## START EXERCISE MATERIAL
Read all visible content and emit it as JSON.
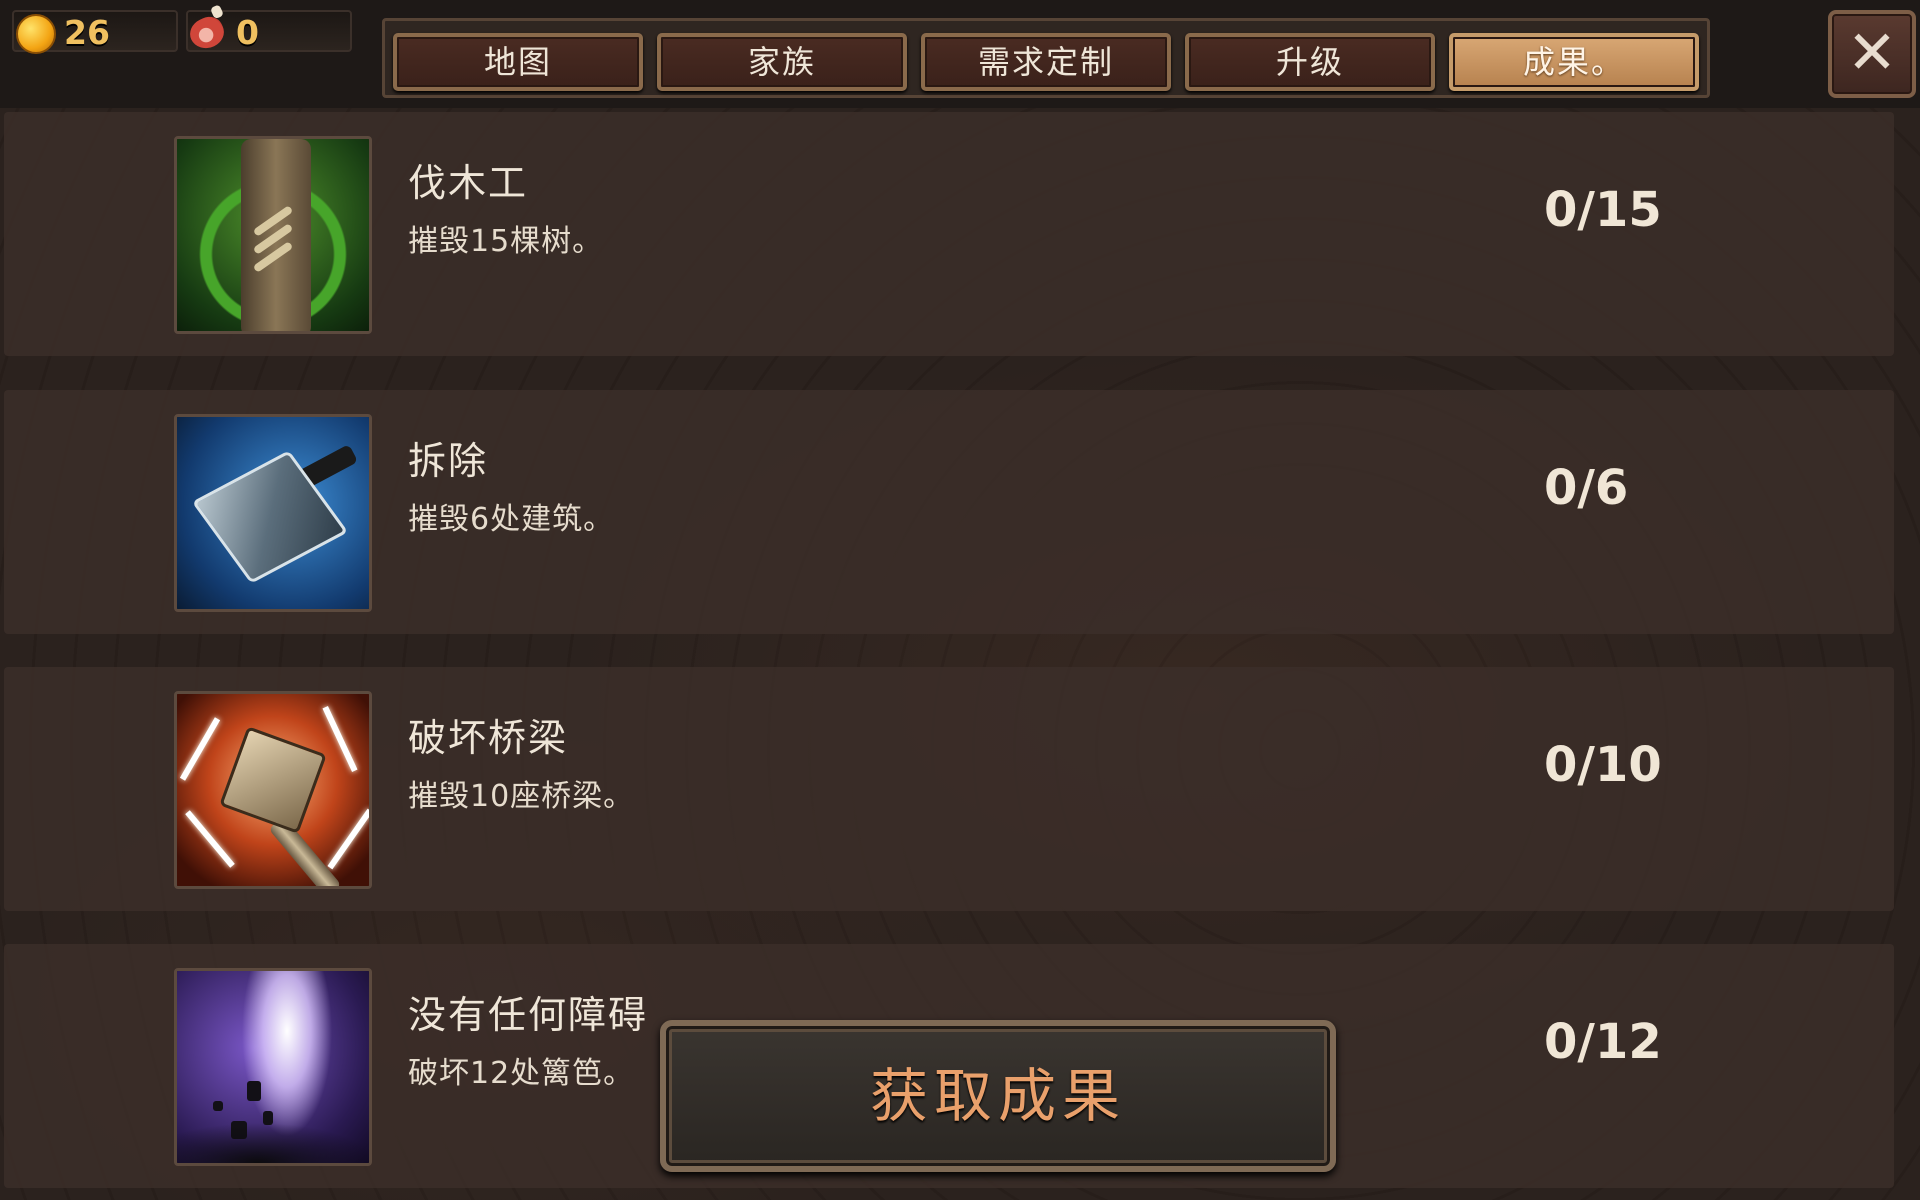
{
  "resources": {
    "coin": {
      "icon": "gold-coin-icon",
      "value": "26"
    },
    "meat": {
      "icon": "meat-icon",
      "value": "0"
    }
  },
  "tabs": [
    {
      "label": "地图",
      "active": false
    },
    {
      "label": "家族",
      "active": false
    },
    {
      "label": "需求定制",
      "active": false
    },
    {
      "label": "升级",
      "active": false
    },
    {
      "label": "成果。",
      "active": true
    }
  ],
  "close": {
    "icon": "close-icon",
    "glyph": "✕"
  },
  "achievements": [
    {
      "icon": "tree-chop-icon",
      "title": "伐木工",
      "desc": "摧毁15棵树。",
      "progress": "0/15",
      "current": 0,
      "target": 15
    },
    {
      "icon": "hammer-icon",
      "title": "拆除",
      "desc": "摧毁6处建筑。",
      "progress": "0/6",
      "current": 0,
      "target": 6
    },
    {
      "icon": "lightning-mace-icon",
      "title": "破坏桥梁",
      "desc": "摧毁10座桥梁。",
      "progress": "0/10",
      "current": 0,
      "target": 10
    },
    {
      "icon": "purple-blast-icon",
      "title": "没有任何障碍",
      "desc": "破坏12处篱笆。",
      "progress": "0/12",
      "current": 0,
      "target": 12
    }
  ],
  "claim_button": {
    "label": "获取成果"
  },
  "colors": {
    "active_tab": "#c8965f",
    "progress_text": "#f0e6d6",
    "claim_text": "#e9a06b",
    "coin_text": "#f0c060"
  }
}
## END EXERCISE MATERIAL
## START EXERCISE MATERIAL
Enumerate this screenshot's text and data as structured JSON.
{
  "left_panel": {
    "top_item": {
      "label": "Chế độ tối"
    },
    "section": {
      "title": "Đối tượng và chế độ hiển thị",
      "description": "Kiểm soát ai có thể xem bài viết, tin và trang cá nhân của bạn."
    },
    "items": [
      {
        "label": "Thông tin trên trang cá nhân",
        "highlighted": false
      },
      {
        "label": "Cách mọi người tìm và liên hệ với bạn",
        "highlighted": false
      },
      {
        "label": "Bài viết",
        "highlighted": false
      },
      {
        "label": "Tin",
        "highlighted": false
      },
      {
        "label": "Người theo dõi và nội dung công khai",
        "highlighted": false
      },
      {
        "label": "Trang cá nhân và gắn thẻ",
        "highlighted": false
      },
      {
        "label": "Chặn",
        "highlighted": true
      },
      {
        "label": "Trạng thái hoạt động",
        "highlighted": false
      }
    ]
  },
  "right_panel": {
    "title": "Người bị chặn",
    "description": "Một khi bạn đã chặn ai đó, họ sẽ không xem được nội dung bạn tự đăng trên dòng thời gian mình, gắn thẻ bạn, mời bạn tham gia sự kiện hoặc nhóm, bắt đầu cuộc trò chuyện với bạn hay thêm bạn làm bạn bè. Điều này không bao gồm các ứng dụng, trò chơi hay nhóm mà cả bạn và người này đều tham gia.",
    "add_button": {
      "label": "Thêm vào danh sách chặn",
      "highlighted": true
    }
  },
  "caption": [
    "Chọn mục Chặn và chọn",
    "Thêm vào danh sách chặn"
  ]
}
## END EXERCISE MATERIAL
» GOAL
Copy out all lines above that include the string "sách".

» WRITTEN ANSWER
      "label": "Thêm vào danh sách chặn",
    "Thêm vào danh sách chặn"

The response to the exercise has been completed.